-- YOUR INSTRUCTIONS --
Wherever the string "this" occurs in a line of these records, report that line.

-- MATERIAL TO PROCESS --
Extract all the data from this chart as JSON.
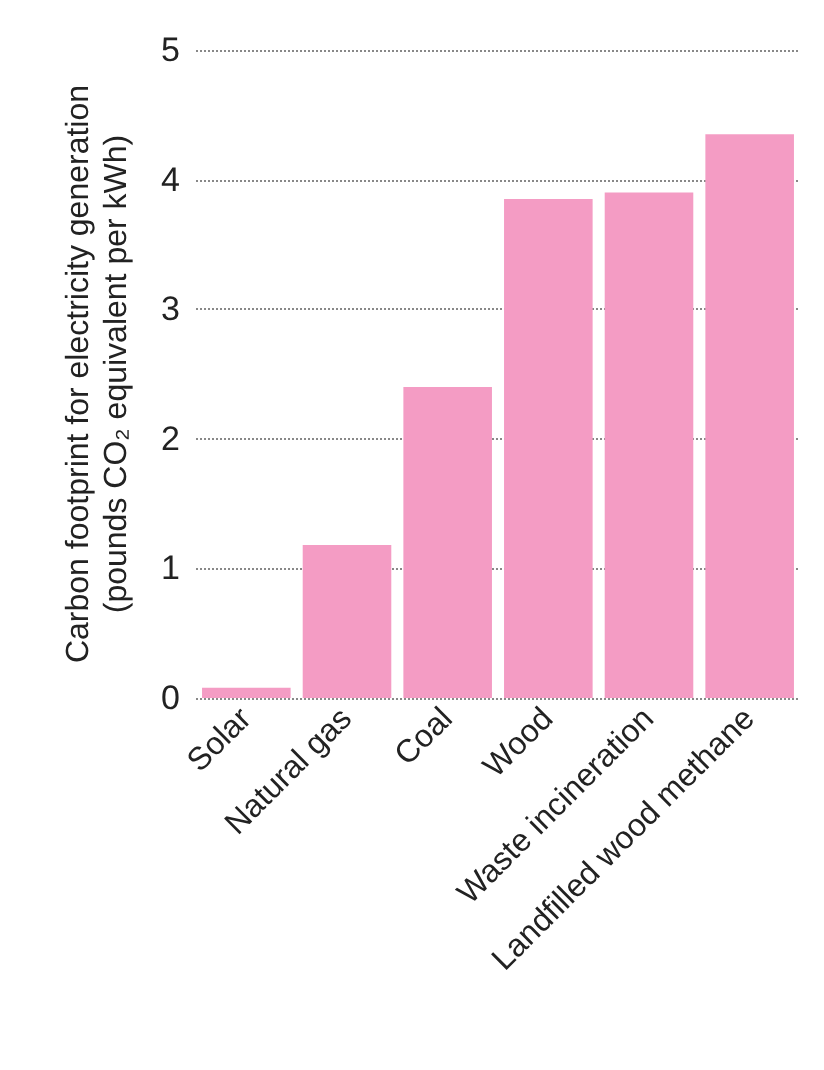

==

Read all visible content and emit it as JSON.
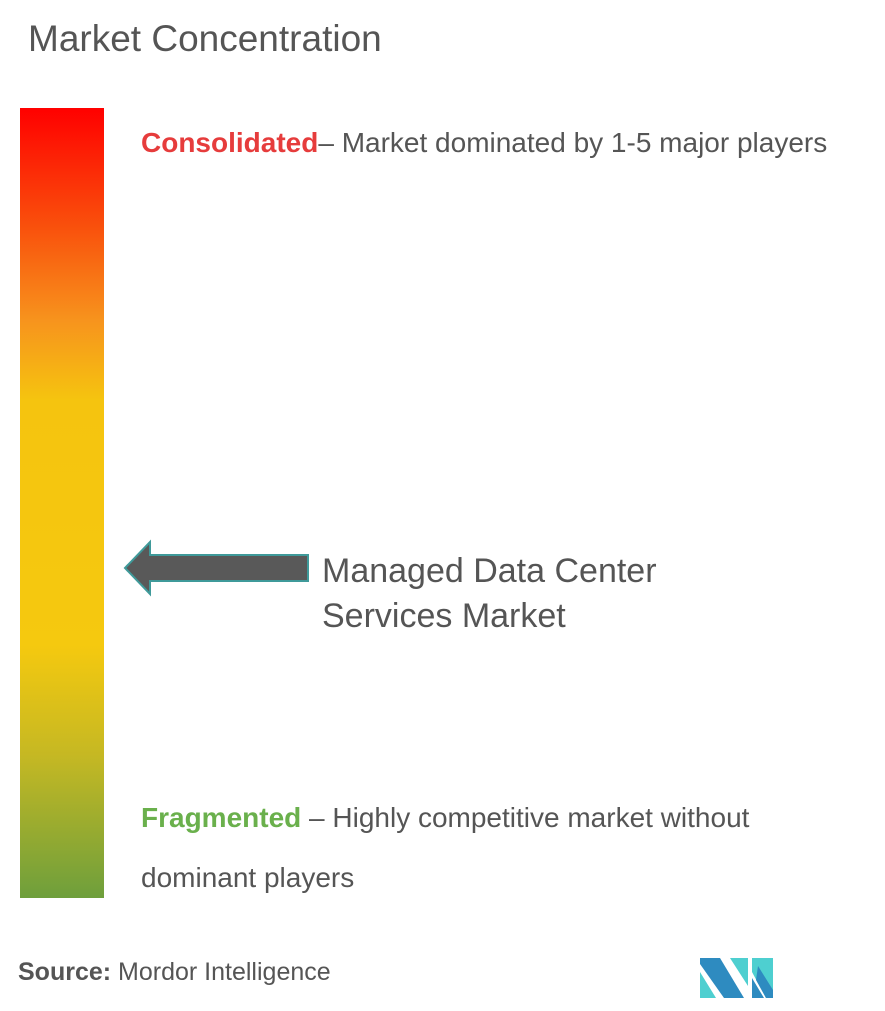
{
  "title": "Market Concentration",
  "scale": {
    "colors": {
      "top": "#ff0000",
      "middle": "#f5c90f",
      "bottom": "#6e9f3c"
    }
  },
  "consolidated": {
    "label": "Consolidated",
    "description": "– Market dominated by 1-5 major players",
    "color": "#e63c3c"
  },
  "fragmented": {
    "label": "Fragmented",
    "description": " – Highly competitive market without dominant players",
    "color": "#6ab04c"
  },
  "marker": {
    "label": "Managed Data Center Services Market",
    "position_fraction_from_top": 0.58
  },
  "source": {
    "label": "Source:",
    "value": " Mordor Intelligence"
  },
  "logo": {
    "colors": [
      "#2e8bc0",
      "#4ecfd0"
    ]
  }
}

---

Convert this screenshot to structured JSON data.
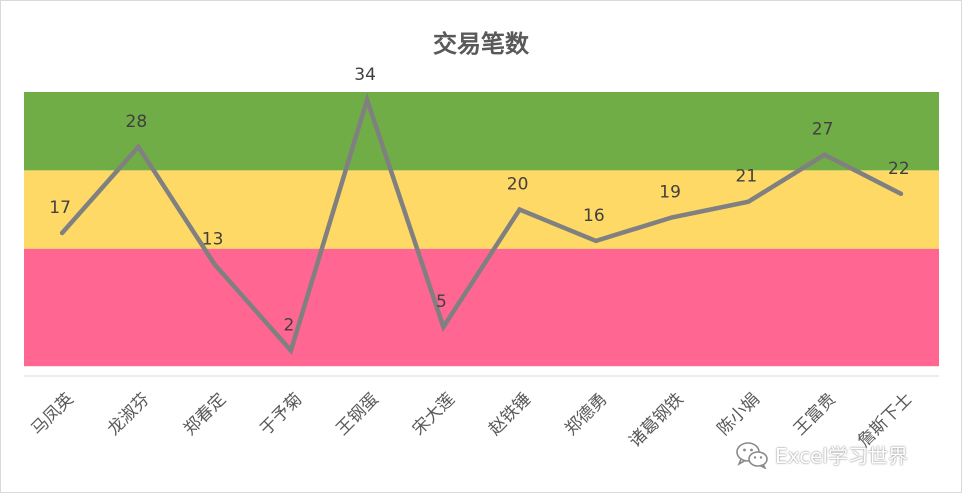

-- FINISHED EXERCISE --
Extract all the data from this chart as JSON.
Convert this screenshot to structured JSON data.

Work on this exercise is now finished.